Goal:
Output each entry below as it stands, leaving out every picture.

Records for the task:
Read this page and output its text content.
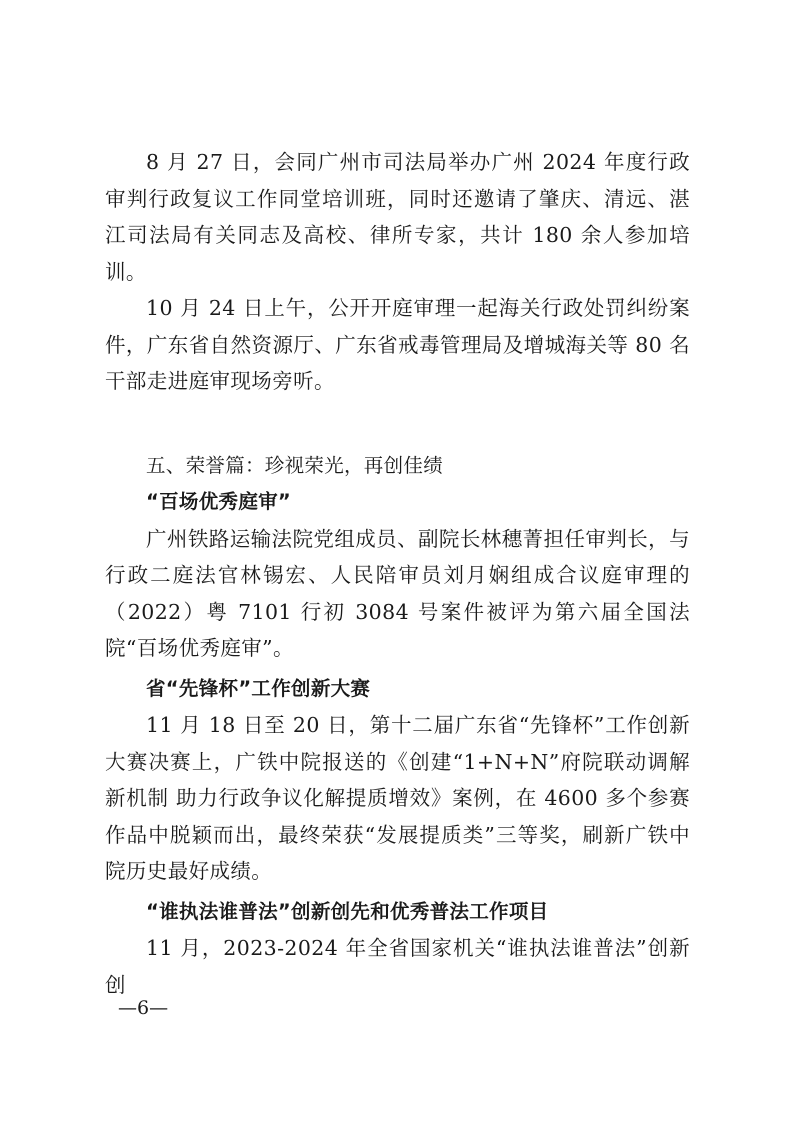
8 月 27 日，会同广州市司法局举办广州 2024 年度行政审判行政复议工作同堂培训班，同时还邀请了肇庆、清远、湛江司法局有关同志及高校、律所专家，共计 180 余人参加培训。

10 月 24 日上午，公开开庭审理一起海关行政处罚纠纷案件，广东省自然资源厅、广东省戒毒管理局及增城海关等 80 名干部走进庭审现场旁听。

五、荣誉篇：珍视荣光，再创佳绩

“百场优秀庭审”

广州铁路运输法院党组成员、副院长林穗菁担任审判长，与行政二庭法官林锡宏、人民陪审员刘月娴组成合议庭审理的（2022）粤 7101 行初 3084 号案件被评为第六届全国法院“百场优秀庭审”。

省“先锋杯”工作创新大赛

11 月 18 日至 20 日，第十二届广东省“先锋杯”工作创新大赛决赛上，广铁中院报送的《创建“1+N+N”府院联动调解新机制 助力行政争议化解提质增效》案例，在 4600 多个参赛作品中脱颖而出，最终荣获“发展提质类”三等奖，刷新广铁中院历史最好成绩。

“谁执法谁普法”创新创先和优秀普法工作项目

11 月，2023-2024 年全省国家机关“谁执法谁普法”创新创

—6—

Complete answer:
Read this page and output its text content.
8 月 27 日，会同广州市司法局举办广州 2024 年度行政审判行政复议工作同堂培训班，同时还邀请了肇庆、清远、湛江司法局有关同志及高校、律所专家，共计 180 余人参加培训。

10 月 24 日上午，公开开庭审理一起海关行政处罚纠纷案件，广东省自然资源厅、广东省戒毒管理局及增城海关等 80 名干部走进庭审现场旁听。

五、荣誉篇：珍视荣光，再创佳绩

“百场优秀庭审”

广州铁路运输法院党组成员、副院长林穗菁担任审判长，与行政二庭法官林锡宏、人民陪审员刘月娴组成合议庭审理的（2022）粤 7101 行初 3084 号案件被评为第六届全国法院“百场优秀庭审”。

省“先锋杯”工作创新大赛

11 月 18 日至 20 日，第十二届广东省“先锋杯”工作创新大赛决赛上，广铁中院报送的《创建“1+N+N”府院联动调解新机制 助力行政争议化解提质增效》案例，在 4600 多个参赛作品中脱颖而出，最终荣获“发展提质类”三等奖，刷新广铁中院历史最好成绩。

“谁执法谁普法”创新创先和优秀普法工作项目

11 月，2023-2024 年全省国家机关“谁执法谁普法”创新创

—6—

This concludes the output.